[Stored data entries]
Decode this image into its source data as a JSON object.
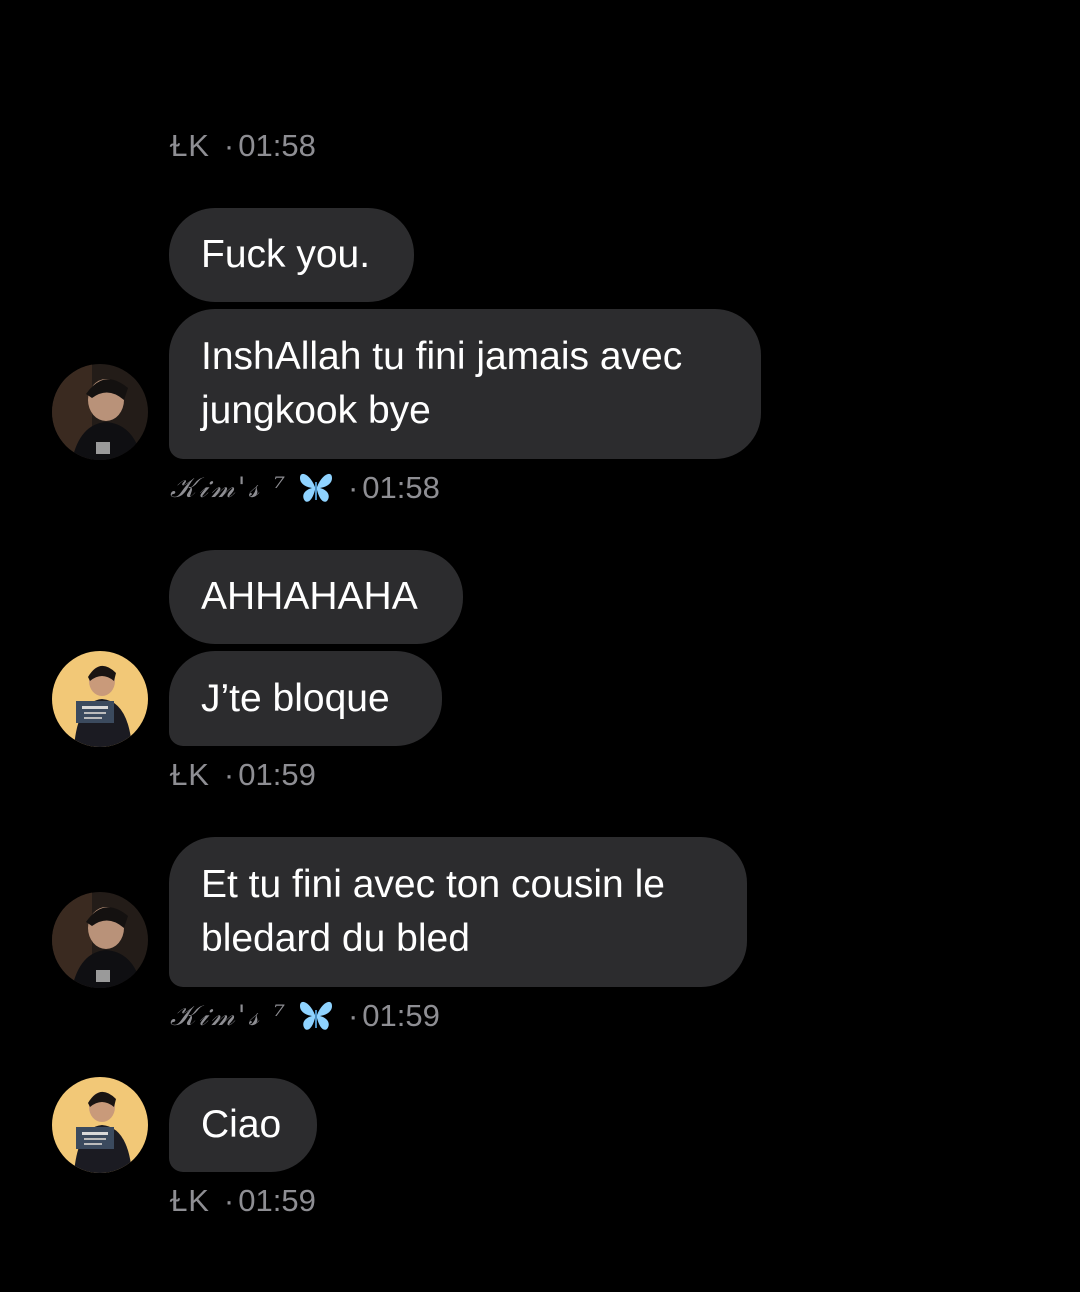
{
  "colors": {
    "background": "#000000",
    "bubble": "#2c2c2e",
    "meta_text": "#8e8e93",
    "butterfly": "#8fd3ff"
  },
  "messages": [
    {
      "sender": "ⱢK",
      "time": "01:58",
      "bubbles": [
        "Fuck you.",
        "InshAllah tu fini jamais avec jungkook bye"
      ]
    },
    {
      "sender": "𝒦𝒾𝓂'𝓈 ⁷",
      "sender_icon": "butterfly-icon",
      "time": "01:58",
      "bubbles": [
        "AHHAHAHA",
        "J’te bloque"
      ]
    },
    {
      "sender": "ⱢK",
      "time": "01:59",
      "bubbles": [
        "Et tu fini avec ton cousin le bledard du bled"
      ]
    },
    {
      "sender": "𝒦𝒾𝓂'𝓈 ⁷",
      "sender_icon": "butterfly-icon",
      "time": "01:59",
      "bubbles": [
        "Ciao"
      ]
    },
    {
      "sender": "ⱢK",
      "time": "01:59"
    }
  ],
  "separator": "·"
}
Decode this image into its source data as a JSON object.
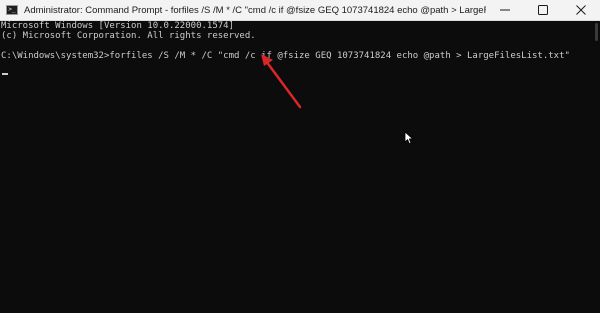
{
  "window": {
    "title": "Administrator: Command Prompt - forfiles  /S /M * /C \"cmd /c if @fsize GEQ 1073741824 echo @path > LargeFilesList.txt\"",
    "icon": "command-prompt-icon"
  },
  "caption_buttons": {
    "minimize_icon": "minimize-icon",
    "maximize_icon": "maximize-icon",
    "close_icon": "close-icon"
  },
  "console": {
    "lines": [
      "Microsoft Windows [Version 10.0.22000.1574]",
      "(c) Microsoft Corporation. All rights reserved.",
      "",
      "C:\\Windows\\system32>forfiles /S /M * /C \"cmd /c if @fsize GEQ 1073741824 echo @path > LargeFilesList.txt\""
    ]
  },
  "annotation": {
    "arrow_color": "#d9262b"
  },
  "colors": {
    "console_bg": "#0c0c0c",
    "console_text": "#cccccc",
    "titlebar_bg": "#f3f3f3"
  }
}
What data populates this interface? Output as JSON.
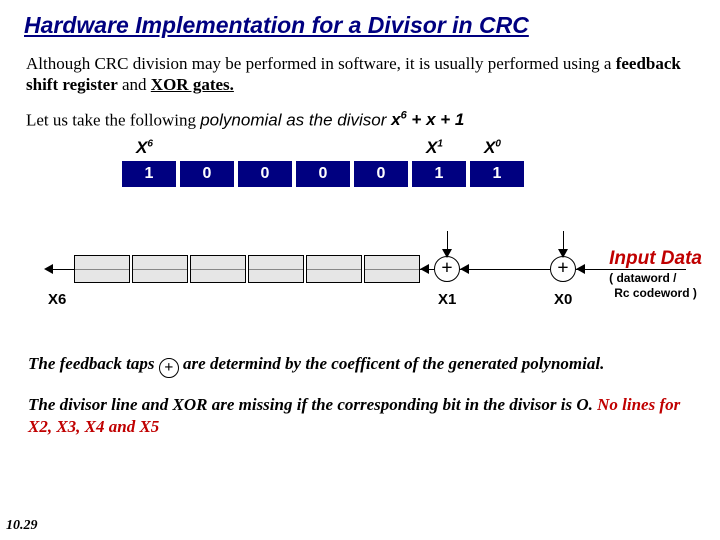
{
  "title": "Hardware Implementation for a Divisor in CRC",
  "para1_a": "Although CRC division may be performed in software, it is usually performed using a ",
  "para1_b": "feedback shift register",
  "para1_c": " and ",
  "para1_d": "XOR gates.",
  "para2_a": "Let us take the following ",
  "para2_b": "polynomial",
  "para2_c": " as the ",
  "para2_d": "divisor ",
  "poly_x": "x",
  "poly_p1": "6",
  "poly_plus": " + ",
  "poly_p2": "x + 1",
  "xlabels": {
    "x6": "X",
    "s6": "6",
    "x1": "X",
    "s1": "1",
    "x0": "X",
    "s0": "0"
  },
  "bits": [
    "1",
    "0",
    "0",
    "0",
    "0",
    "1",
    "1"
  ],
  "input_label": "Input Data",
  "input_sub1": "( dataword /",
  "input_sub2": "Rc codeword )",
  "xor_sym": "+",
  "axis": {
    "x6": "X6",
    "x1": "X1",
    "x0": "X0"
  },
  "para3_a": "The feedback taps ",
  "para3_b": " are determind by the coefficent of the generated polynomial.",
  "para4_a": "The divisor line and XOR are missing if the corresponding bit in the divisor is O. ",
  "para4_b": "No lines for X2, X3, X4 and X5",
  "pagenum": "10.29"
}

• Written problem:
Work out how many lines in the records above contain the word "echo", and give only that number.

• Finished exercise:
2